• _TRY IT_: According to the text on Philipp Huspek, which club does he currently play for?

• _TEXT_:
• • • • • • •
Personal information
- Full name: Philipp Huspek
- Date of birth: 5 February 1991 (age 35)
- Place of birth: Grieskirchen, Austria
- Height: 1.72 m (5 ft 8 in)
- Position: Attacking midfielder

Team information
- Current team: Wallern
- Number: 19

Senior career*
- Years: Team / Apps / (Gls)
- 2008–2012: SV Ried / 32 / (1)
- 2011–2012: → Blau-Weiss Linz (loan) / 32 / (1)
- 2012–2013: Blau-Weiss Linz / 35 / (6)
- 2013–2015: Grödig / 69 / (11)
- 2015–2016: Rapid Wien / 6 / (0)
- 2016: → LASK Linz (loan) / 15 / (1)
- 2016–2022: Sturm Graz / 106 / (10)
- 2021–2022: Sturm Graz II / 19 / (7)
- 2022–: Wallern / 100 / (15)

= Philipp Huspek =

Austrian footballer

Philipp Huspek (born 5 February 1991) is an Austrian professional association football player currently playing for Wallern. He plays as a midfielder.

==Personal life==
His younger brother Felix Huspek is also a football player.
• • • • • • •
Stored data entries
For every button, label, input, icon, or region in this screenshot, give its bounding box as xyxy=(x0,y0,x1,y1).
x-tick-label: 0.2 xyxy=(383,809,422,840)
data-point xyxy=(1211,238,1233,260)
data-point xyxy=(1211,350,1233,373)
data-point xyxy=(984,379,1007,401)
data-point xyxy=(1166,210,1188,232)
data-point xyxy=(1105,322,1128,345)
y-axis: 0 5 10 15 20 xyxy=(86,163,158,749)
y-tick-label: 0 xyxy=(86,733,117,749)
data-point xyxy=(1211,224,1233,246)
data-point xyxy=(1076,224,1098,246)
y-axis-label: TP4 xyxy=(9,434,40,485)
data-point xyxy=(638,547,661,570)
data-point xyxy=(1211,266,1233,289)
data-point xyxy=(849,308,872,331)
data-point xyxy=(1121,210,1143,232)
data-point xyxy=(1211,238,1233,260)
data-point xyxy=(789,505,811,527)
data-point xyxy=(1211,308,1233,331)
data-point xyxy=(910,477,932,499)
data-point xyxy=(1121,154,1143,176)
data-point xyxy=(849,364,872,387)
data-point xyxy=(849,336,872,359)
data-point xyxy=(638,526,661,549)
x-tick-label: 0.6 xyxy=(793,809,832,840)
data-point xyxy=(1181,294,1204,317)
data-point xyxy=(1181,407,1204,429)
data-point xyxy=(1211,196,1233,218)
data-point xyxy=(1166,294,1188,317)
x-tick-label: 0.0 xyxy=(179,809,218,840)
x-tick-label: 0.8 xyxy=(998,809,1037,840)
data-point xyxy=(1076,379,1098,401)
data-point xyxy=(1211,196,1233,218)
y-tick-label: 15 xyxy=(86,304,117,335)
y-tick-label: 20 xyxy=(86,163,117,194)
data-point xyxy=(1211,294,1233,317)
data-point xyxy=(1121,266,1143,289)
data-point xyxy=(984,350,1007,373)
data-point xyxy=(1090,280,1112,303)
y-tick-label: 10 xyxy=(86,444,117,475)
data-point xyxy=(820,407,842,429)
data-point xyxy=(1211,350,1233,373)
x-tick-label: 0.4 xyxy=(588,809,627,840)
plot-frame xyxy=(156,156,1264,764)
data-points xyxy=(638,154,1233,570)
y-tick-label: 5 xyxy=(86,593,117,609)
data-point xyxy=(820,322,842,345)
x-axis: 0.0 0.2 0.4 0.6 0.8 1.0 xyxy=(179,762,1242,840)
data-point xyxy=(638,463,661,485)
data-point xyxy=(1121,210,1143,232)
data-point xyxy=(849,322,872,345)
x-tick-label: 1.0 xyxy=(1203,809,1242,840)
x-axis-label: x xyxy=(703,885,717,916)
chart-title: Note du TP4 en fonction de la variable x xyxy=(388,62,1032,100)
• • • • • • •
• _COMPLETED EXERCISE_: Wallern